------ TASK MATERIAL

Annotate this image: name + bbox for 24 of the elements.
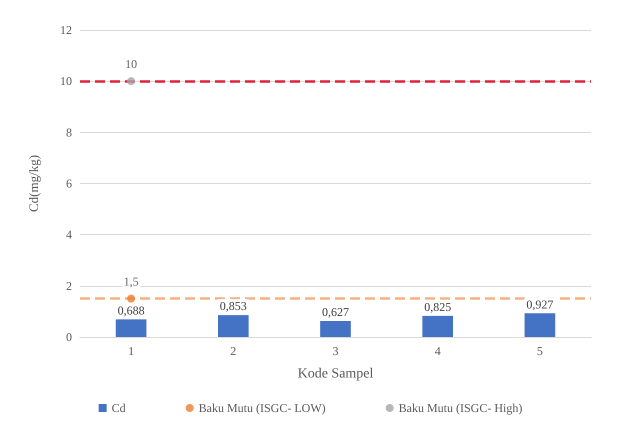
y-tick-label: 10 xyxy=(60,74,72,88)
x-tick-label: 4 xyxy=(434,344,441,358)
data-label: 0,627 xyxy=(322,304,349,319)
data-label: 0,825 xyxy=(424,300,452,314)
y-tick-label: 0 xyxy=(66,330,72,344)
x-tick-label: 1 xyxy=(128,344,134,358)
y-tick-label: 2 xyxy=(66,278,72,293)
y-axis-title: Cd(mg/kg) xyxy=(26,154,41,212)
x-tick-label: 5 xyxy=(536,344,543,358)
legend-label: Baku Mutu (ISGC- LOW) xyxy=(198,401,326,415)
data-label: 0,927 xyxy=(526,297,554,312)
legend-label: Cd xyxy=(112,401,126,415)
x-tick-label: 3 xyxy=(332,344,338,358)
y-tick-label: 12 xyxy=(60,23,72,37)
y-tick-label: 6 xyxy=(66,176,72,190)
y-tick-label: 4 xyxy=(66,228,72,242)
data-label: 10 xyxy=(125,57,138,72)
data-label: 0,853 xyxy=(220,299,247,314)
x-axis-title: Kode Sampel xyxy=(298,366,374,382)
y-tick-label: 8 xyxy=(66,125,72,140)
data-label: 0,688 xyxy=(118,303,145,318)
x-tick-label: 2 xyxy=(230,344,236,358)
legend-label: Baku Mutu (ISGC- High) xyxy=(398,401,522,415)
data-label: 1,5 xyxy=(124,274,139,289)
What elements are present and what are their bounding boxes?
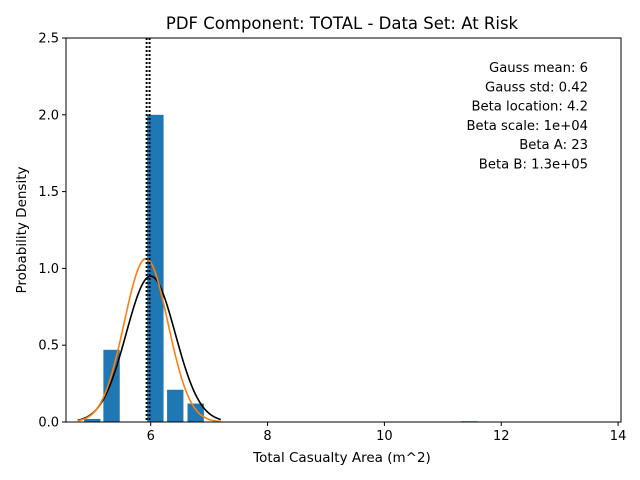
y-tick-label: 0.0	[38, 416, 59, 431]
y-tick-label: 0.5	[38, 339, 59, 354]
y-tick-label: 2.5	[38, 32, 59, 47]
x-axis-ticks: 6 8 10 12 14	[147, 422, 627, 444]
vertical-lines	[145, 38, 151, 422]
x-tick-label: 10	[376, 429, 393, 444]
plot-area	[77, 38, 478, 423]
x-tick-label: 14	[610, 429, 627, 444]
parameter-annotation: Beta location: 4.2	[471, 100, 588, 115]
parameter-annotation: Beta A: 23	[519, 138, 588, 153]
histogram-bar	[147, 114, 164, 423]
y-tick-label: 2.0	[38, 108, 59, 123]
y-tick-label: 1.0	[38, 262, 59, 277]
axes-frame	[65, 37, 622, 423]
histogram-bar	[187, 403, 204, 422]
beta-curve	[77, 257, 221, 423]
parameter-annotation: Gauss mean: 6	[489, 61, 588, 76]
y-axis-label: Probability Density	[14, 167, 30, 294]
parameter-annotations: Gauss mean: 6 Gauss std: 0.42 Beta locatio…	[466, 61, 588, 173]
chart-title: PDF Component: TOTAL - Data Set: At Risk	[166, 14, 519, 33]
histogram-bar	[167, 389, 184, 422]
histogram-bar	[84, 418, 101, 422]
y-tick-label: 1.5	[38, 185, 59, 200]
parameter-annotation: Gauss std: 0.42	[485, 80, 588, 95]
x-tick-label: 8	[263, 429, 271, 444]
parameter-annotation: Beta scale: 1e+04	[466, 119, 588, 134]
histogram-bar	[103, 349, 120, 422]
y-axis-ticks: 0.0 0.5 1.0 1.5 2.0 2.5	[38, 32, 66, 431]
x-tick-label: 6	[147, 429, 155, 444]
distribution-curves	[77, 257, 222, 423]
x-tick-label: 12	[493, 429, 510, 444]
x-axis-label: Total Casualty Area (m^2)	[252, 450, 431, 466]
parameter-annotation: Beta B: 1.3e+05	[479, 158, 588, 173]
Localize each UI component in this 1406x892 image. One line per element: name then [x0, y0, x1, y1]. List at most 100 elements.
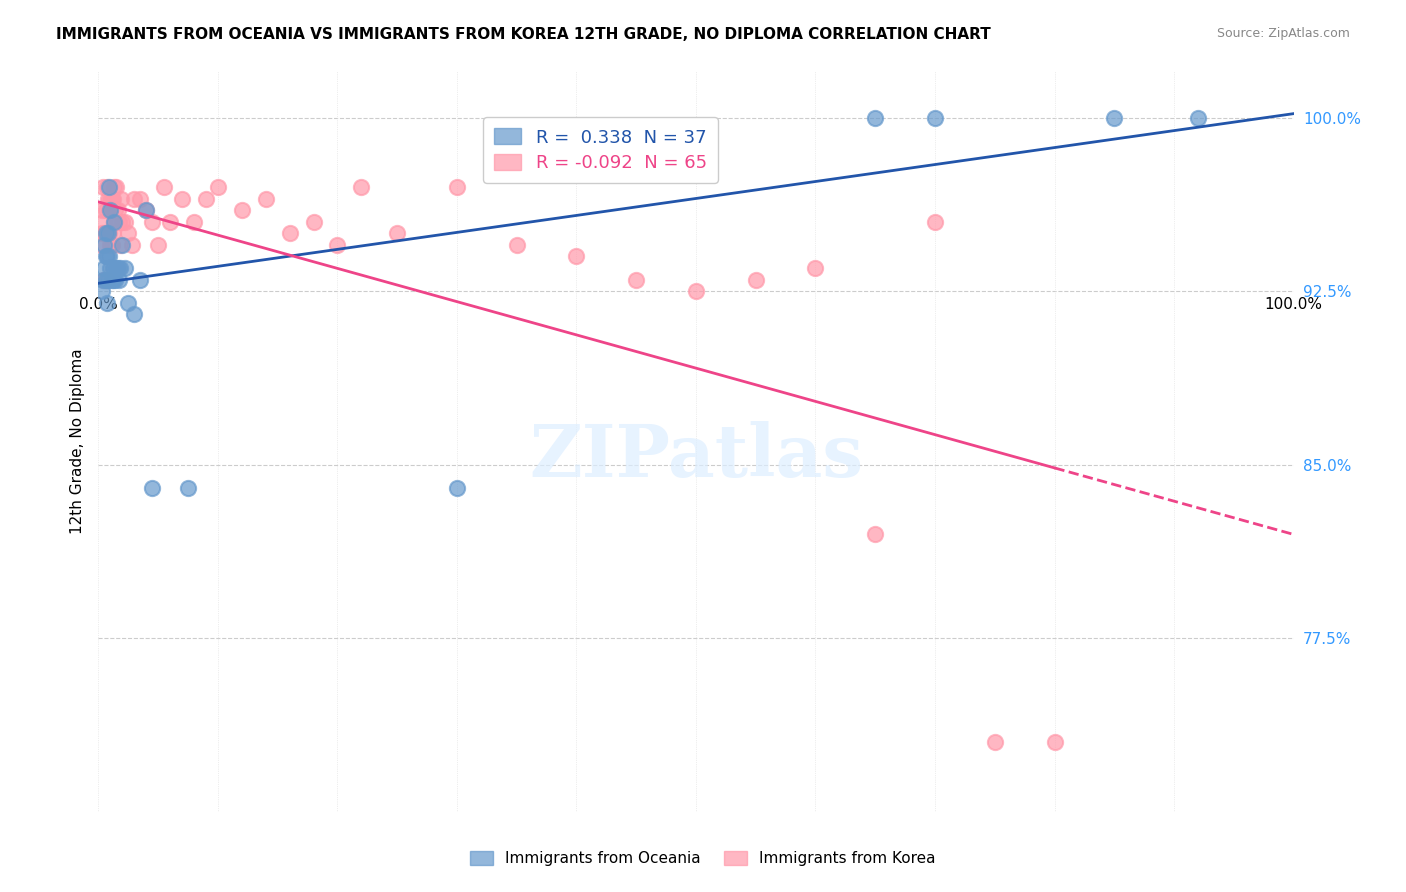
Point [254, 192, 277, 206]
Point [565, 250, 588, 264]
Point [141, 215, 163, 229]
Point [101, 260, 124, 275]
Point [924, 111, 946, 125]
Point [924, 215, 946, 229]
Point [506, 238, 529, 252]
Point [172, 192, 194, 206]
Point [865, 527, 887, 541]
Point [98, 238, 122, 252]
Point [114, 260, 136, 275]
Point [100, 272, 122, 286]
Point [1104, 111, 1126, 125]
Point [745, 272, 768, 286]
Point [804, 260, 827, 275]
Point [100, 238, 122, 252]
Point [104, 272, 127, 286]
Point [96, 272, 118, 286]
Point [97, 192, 120, 206]
Point [101, 272, 124, 286]
Text: Source: ZipAtlas.com: Source: ZipAtlas.com [1216, 27, 1350, 40]
Point [446, 180, 468, 194]
Point [124, 192, 146, 206]
Point [117, 295, 139, 310]
Point [446, 481, 468, 495]
Point [148, 238, 170, 252]
Point [1187, 111, 1209, 125]
Text: 100.0%: 100.0% [1264, 297, 1323, 312]
Point [108, 238, 131, 252]
Point [93, 260, 115, 275]
Point [183, 215, 205, 229]
Text: 0.0%: 0.0% [79, 297, 118, 312]
Point [91, 284, 114, 298]
Point [105, 260, 128, 275]
Point [302, 215, 325, 229]
Point [91, 215, 114, 229]
Legend: R =  0.338  N = 37, R = -0.092  N = 65: R = 0.338 N = 37, R = -0.092 N = 65 [484, 118, 717, 183]
Point [350, 180, 373, 194]
Point [101, 227, 124, 241]
Point [135, 203, 157, 218]
Point [94, 250, 117, 264]
Point [114, 215, 136, 229]
Point [101, 192, 124, 206]
Point [94, 227, 117, 241]
Point [865, 111, 887, 125]
Y-axis label: 12th Grade, No Diploma: 12th Grade, No Diploma [69, 349, 84, 534]
Point [98, 192, 122, 206]
Point [103, 215, 125, 229]
Point [278, 227, 301, 241]
Point [385, 227, 409, 241]
Point [117, 227, 139, 241]
Point [96, 295, 118, 310]
Point [98, 180, 121, 194]
Point [108, 260, 131, 275]
Point [98, 203, 122, 218]
Point [135, 203, 157, 218]
Point [96, 180, 118, 194]
Point [93, 272, 115, 286]
Point [207, 180, 229, 194]
Point [94, 227, 117, 241]
Point [93, 227, 115, 241]
Point [111, 215, 134, 229]
Point [121, 238, 143, 252]
Point [107, 272, 129, 286]
Point [107, 215, 129, 229]
Point [91, 180, 114, 194]
Point [107, 203, 129, 218]
Point [103, 180, 125, 194]
Point [1043, 735, 1066, 749]
Point [129, 272, 152, 286]
Point [91, 272, 114, 286]
Text: IMMIGRANTS FROM OCEANIA VS IMMIGRANTS FROM KOREA 12TH GRADE, NO DIPLOMA CORRELAT: IMMIGRANTS FROM OCEANIA VS IMMIGRANTS FR… [56, 27, 991, 42]
Point [104, 203, 127, 218]
Point [153, 180, 176, 194]
Point [105, 180, 128, 194]
Point [91, 203, 114, 218]
Point [94, 272, 117, 286]
Point [984, 735, 1007, 749]
Point [98, 203, 121, 218]
Point [177, 481, 200, 495]
Point [94, 272, 117, 286]
Point [141, 481, 163, 495]
Point [97, 227, 120, 241]
Text: ZIPatlas: ZIPatlas [529, 421, 863, 491]
Point [685, 284, 707, 298]
Point [124, 307, 146, 321]
Point [107, 260, 129, 275]
Point [110, 192, 132, 206]
Point [98, 227, 121, 241]
Point [91, 227, 114, 241]
Point [98, 250, 121, 264]
Point [98, 203, 122, 218]
Point [96, 250, 118, 264]
Point [96, 227, 118, 241]
Point [94, 203, 117, 218]
Legend: Immigrants from Oceania, Immigrants from Korea: Immigrants from Oceania, Immigrants from… [461, 842, 945, 875]
Point [97, 227, 120, 241]
Point [626, 272, 648, 286]
Point [103, 215, 125, 229]
Point [100, 192, 122, 206]
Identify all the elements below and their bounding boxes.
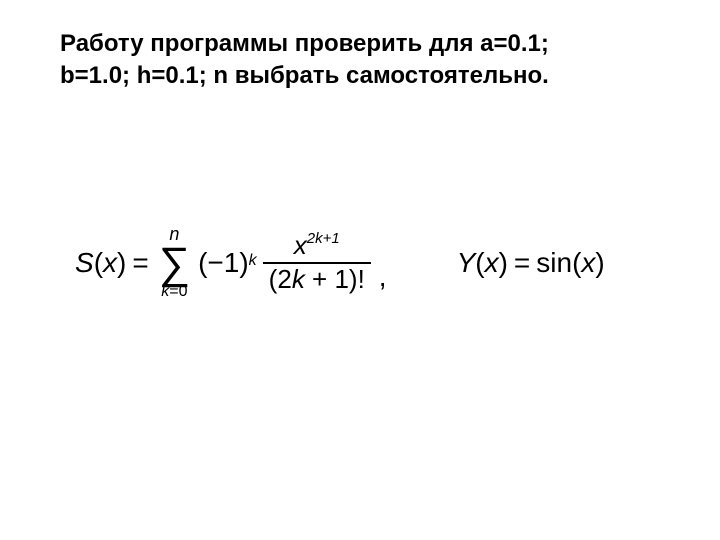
comma: , <box>379 261 387 293</box>
fraction-num: x2k+1 <box>288 230 346 261</box>
s-var: x <box>103 247 117 279</box>
frac-num-exp: 2k+1 <box>307 230 340 247</box>
sigma-lower: k=0 <box>161 284 187 300</box>
sin-func: sin <box>536 247 572 279</box>
y-func: Y <box>457 247 476 279</box>
lparen-2: ( <box>198 247 207 279</box>
y-var: x <box>485 247 499 279</box>
s-func: S <box>75 247 94 279</box>
sigma-lower-eq: = <box>169 283 178 300</box>
neg1-term: ( −1 ) k <box>198 247 257 279</box>
instruction-text: Работу программы проверить для a=0.1; b=… <box>60 28 680 93</box>
neg1: −1 <box>207 247 239 279</box>
sin-var: x <box>581 247 595 279</box>
exp-k: k <box>249 252 257 270</box>
sigma-block: n ∑ k=0 <box>159 225 190 300</box>
fraction-den: (2k + 1)! <box>263 264 371 295</box>
sigma-lower-val: 0 <box>179 283 188 300</box>
rparen-3: ) <box>499 247 508 279</box>
rparen-4: ) <box>595 247 604 279</box>
eq-2: = <box>514 247 530 279</box>
eq-1: = <box>132 247 148 279</box>
rparen-2: ) <box>239 247 248 279</box>
lparen-1: ( <box>94 247 103 279</box>
sigma-symbol: ∑ <box>159 245 190 282</box>
formula-row: S ( x ) = n ∑ k=0 ( −1 ) k <box>75 225 605 300</box>
frac-num-base: x <box>294 230 307 260</box>
fraction: x2k+1 (2k + 1)! <box>263 230 371 295</box>
instruction-line-1: Работу программы проверить для a=0.1; <box>60 30 549 57</box>
rparen-1: ) <box>117 247 126 279</box>
lparen-4: ( <box>572 247 581 279</box>
lparen-3: ( <box>475 247 484 279</box>
formula-block: S ( x ) = n ∑ k=0 ( −1 ) k <box>75 225 605 300</box>
instruction-line-2: b=1.0; h=0.1; n выбрать самостоятельно. <box>60 62 549 89</box>
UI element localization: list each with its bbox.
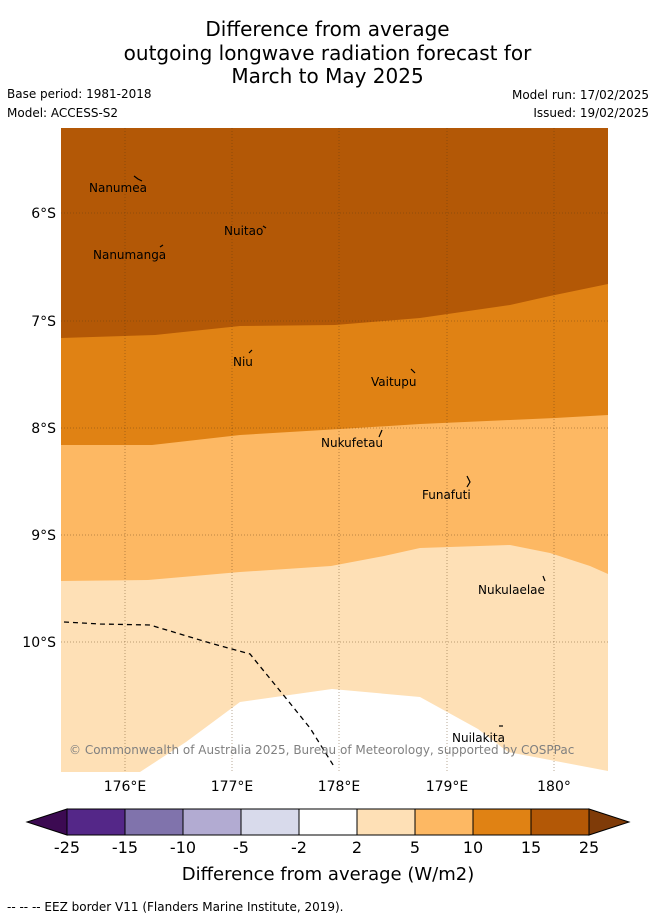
y-tick-label: 6°S xyxy=(31,206,56,222)
island-nuitao xyxy=(262,225,267,229)
island-vaitupu xyxy=(410,368,416,374)
place-label-nukufetau: Nukufetau xyxy=(321,436,383,450)
y-axis-labels: 6°S 7°S 8°S 9°S 10°S xyxy=(22,206,56,651)
place-label-nukulaelae: Nukulaelae xyxy=(478,583,545,597)
issued-date: Issued: 19/02/2025 xyxy=(533,106,649,120)
colorbar-segment xyxy=(240,808,300,836)
y-tick-label: 9°S xyxy=(31,528,56,544)
place-label-nuilakita: Nuilakita xyxy=(452,731,505,745)
colorbar-tick-label: 5 xyxy=(410,838,420,857)
band-above-25 xyxy=(61,128,608,338)
colorbar-segment xyxy=(66,808,126,836)
map-area: Nanumea Nuitao Nanumanga Niu Vaitupu Nuk… xyxy=(61,128,608,772)
colorbar-tick-label: 2 xyxy=(352,838,362,857)
colorbar-extend-low xyxy=(25,808,68,836)
colorbar-segment xyxy=(356,808,416,836)
place-label-nanumea: Nanumea xyxy=(89,181,147,195)
y-tick-label: 8°S xyxy=(31,421,56,437)
island-nukulaelae xyxy=(542,575,546,582)
colorbar-labels: -25 -15 -10 -5 -2 2 5 10 15 25 xyxy=(54,838,599,857)
colorbar-tick-label: -10 xyxy=(170,838,196,857)
colorbar-extend-high xyxy=(588,808,631,836)
island-nukufetau xyxy=(378,429,383,438)
place-label-niu: Niu xyxy=(233,355,253,369)
place-label-funafuti: Funafuti xyxy=(422,488,471,502)
colorbar-segment xyxy=(530,808,590,836)
colorbar xyxy=(25,808,631,836)
island-nanumanga xyxy=(159,244,164,248)
x-tick-label: 176°E xyxy=(104,779,147,795)
colorbar-segment xyxy=(414,808,474,836)
colorbar-tick-label: 25 xyxy=(579,838,599,857)
base-period: Base period: 1981-2018 xyxy=(7,87,152,101)
colorbar-segment xyxy=(472,808,532,836)
graticule xyxy=(61,128,608,772)
colorbar-title: Difference from average (W/m2) xyxy=(182,864,474,885)
eez-border-legend: -- -- -- EEZ border V11 (Flanders Marine… xyxy=(7,900,344,914)
colorbar-tick-label: -2 xyxy=(291,838,307,857)
colorbar-segment xyxy=(124,808,184,836)
colorbar-tick-label: -15 xyxy=(112,838,138,857)
island-niu xyxy=(248,349,253,354)
y-tick-label: 7°S xyxy=(31,314,56,330)
place-label-nanumanga: Nanumanga xyxy=(93,248,166,262)
place-label-vaitupu: Vaitupu xyxy=(371,375,417,389)
colorbar-tick-label: -5 xyxy=(233,838,249,857)
colorbar-tick-label: 15 xyxy=(521,838,541,857)
title-line-2: outgoing longwave radiation forecast for xyxy=(123,41,532,65)
colorbar-tick-label: 10 xyxy=(463,838,483,857)
title-line-1: Difference from average xyxy=(205,17,450,41)
x-tick-label: 180° xyxy=(537,779,571,795)
copyright-notice: © Commonwealth of Australia 2025, Bureau… xyxy=(69,743,574,757)
x-tick-label: 179°E xyxy=(426,779,469,795)
colorbar-segment xyxy=(182,808,242,836)
model-name: Model: ACCESS-S2 xyxy=(7,106,119,120)
title-line-3: March to May 2025 xyxy=(231,64,424,88)
colorbar-tick-label: -25 xyxy=(54,838,80,857)
x-axis-labels: 176°E 177°E 178°E 179°E 180° xyxy=(104,779,571,795)
colorbar-segment xyxy=(298,808,358,836)
place-label-nuitao: Nuitao xyxy=(224,224,263,238)
x-tick-label: 178°E xyxy=(318,779,361,795)
place-labels: Nanumea Nuitao Nanumanga Niu Vaitupu Nuk… xyxy=(89,181,545,745)
x-tick-label: 177°E xyxy=(211,779,254,795)
model-run: Model run: 17/02/2025 xyxy=(511,88,649,102)
island-funafuti xyxy=(466,475,471,488)
island-shapes xyxy=(133,175,546,727)
island-nanumea xyxy=(133,175,143,182)
y-tick-label: 10°S xyxy=(22,635,56,651)
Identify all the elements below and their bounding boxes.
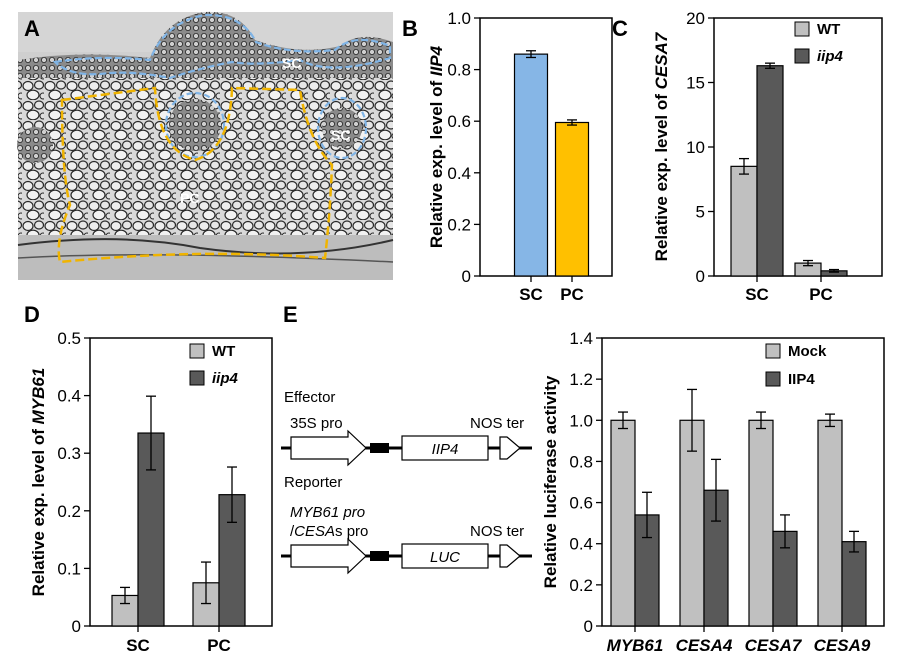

------------

#### [TASK STATEMENT]
Render the entries from the line with "y-tick-label: 6°S xyxy=(31,206,56,222)" to the line with "colorbar-segment xyxy=(356,808,416,836)", both included, as a numbered list with blank lines left out.

#### [EXERCISE SOLUTION]
1. y-tick-label: 6°S xyxy=(31,206,56,222)
2. island-nuitao xyxy=(262,225,267,229)
3. island-vaitupu xyxy=(410,368,416,374)
4. place-label-nukufetau: Nukufetau xyxy=(321,436,383,450)
5. y-axis-labels: 6°S 7°S 8°S 9°S 10°S xyxy=(22,206,56,651)
6. place-label-nukulaelae: Nukulaelae xyxy=(478,583,545,597)
7. issued-date: Issued: 19/02/2025 xyxy=(533,106,649,120)
8. colorbar-segment xyxy=(240,808,300,836)
9. y-tick-label: 9°S xyxy=(31,528,56,544)
10. place-label-nuilakita: Nuilakita xyxy=(452,731,505,745)
11. colorbar-tick-label: 5 xyxy=(410,838,420,857)
12. band-above-25 xyxy=(61,128,608,338)
13. colorbar-segment xyxy=(66,808,126,836)
14. map-area: Nanumea Nuitao Nanumanga Niu Vaitupu Nuk… xyxy=(61,128,608,772)
15. colorbar-tick-label: 2 xyxy=(352,838,362,857)
16. colorbar-extend-low xyxy=(25,808,68,836)
17. colorbar-segment xyxy=(356,808,416,836)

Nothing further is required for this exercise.